◆ PROBLEM REQUIREMENTS
Every entry below should be repeated exactly; the pictures should not.

◆ RECORDS FOR THIS TASK

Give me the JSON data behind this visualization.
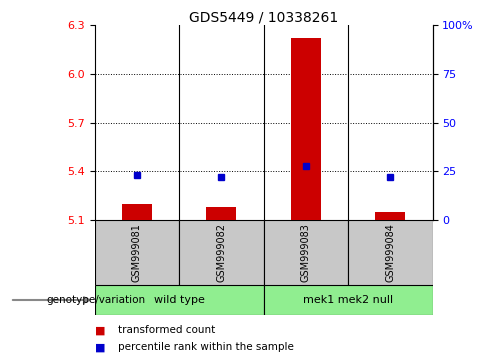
{
  "title": "GDS5449 / 10338261",
  "samples": [
    "GSM999081",
    "GSM999082",
    "GSM999083",
    "GSM999084"
  ],
  "red_bar_values": [
    5.2,
    5.18,
    6.22,
    5.15
  ],
  "blue_square_values": [
    5.375,
    5.365,
    5.435,
    5.365
  ],
  "bar_baseline": 5.1,
  "ylim": [
    5.1,
    6.3
  ],
  "yticks_left": [
    5.1,
    5.4,
    5.7,
    6.0,
    6.3
  ],
  "yticks_right": [
    0,
    25,
    50,
    75,
    100
  ],
  "ytick_right_labels": [
    "0",
    "25",
    "50",
    "75",
    "100%"
  ],
  "groups": [
    {
      "label": "wild type",
      "indices": [
        0,
        1
      ]
    },
    {
      "label": "mek1 mek2 null",
      "indices": [
        2,
        3
      ]
    }
  ],
  "group_label_prefix": "genotype/variation",
  "legend_red": "transformed count",
  "legend_blue": "percentile rank within the sample",
  "bar_color": "#CC0000",
  "square_color": "#0000CC",
  "sample_box_color": "#C8C8C8",
  "group_box_color": "#90EE90",
  "dotted_yticks": [
    5.4,
    5.7,
    6.0
  ],
  "bar_width": 0.35
}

◆ REPLY TO THE EXERCISE
Give me the JSON data behind this visualization.
{
  "title": "GDS5449 / 10338261",
  "samples": [
    "GSM999081",
    "GSM999082",
    "GSM999083",
    "GSM999084"
  ],
  "red_bar_values": [
    5.2,
    5.18,
    6.22,
    5.15
  ],
  "blue_square_values": [
    5.375,
    5.365,
    5.435,
    5.365
  ],
  "bar_baseline": 5.1,
  "ylim": [
    5.1,
    6.3
  ],
  "yticks_left": [
    5.1,
    5.4,
    5.7,
    6.0,
    6.3
  ],
  "yticks_right": [
    0,
    25,
    50,
    75,
    100
  ],
  "ytick_right_labels": [
    "0",
    "25",
    "50",
    "75",
    "100%"
  ],
  "groups": [
    {
      "label": "wild type",
      "indices": [
        0,
        1
      ]
    },
    {
      "label": "mek1 mek2 null",
      "indices": [
        2,
        3
      ]
    }
  ],
  "group_label_prefix": "genotype/variation",
  "legend_red": "transformed count",
  "legend_blue": "percentile rank within the sample",
  "bar_color": "#CC0000",
  "square_color": "#0000CC",
  "sample_box_color": "#C8C8C8",
  "group_box_color": "#90EE90",
  "dotted_yticks": [
    5.4,
    5.7,
    6.0
  ],
  "bar_width": 0.35
}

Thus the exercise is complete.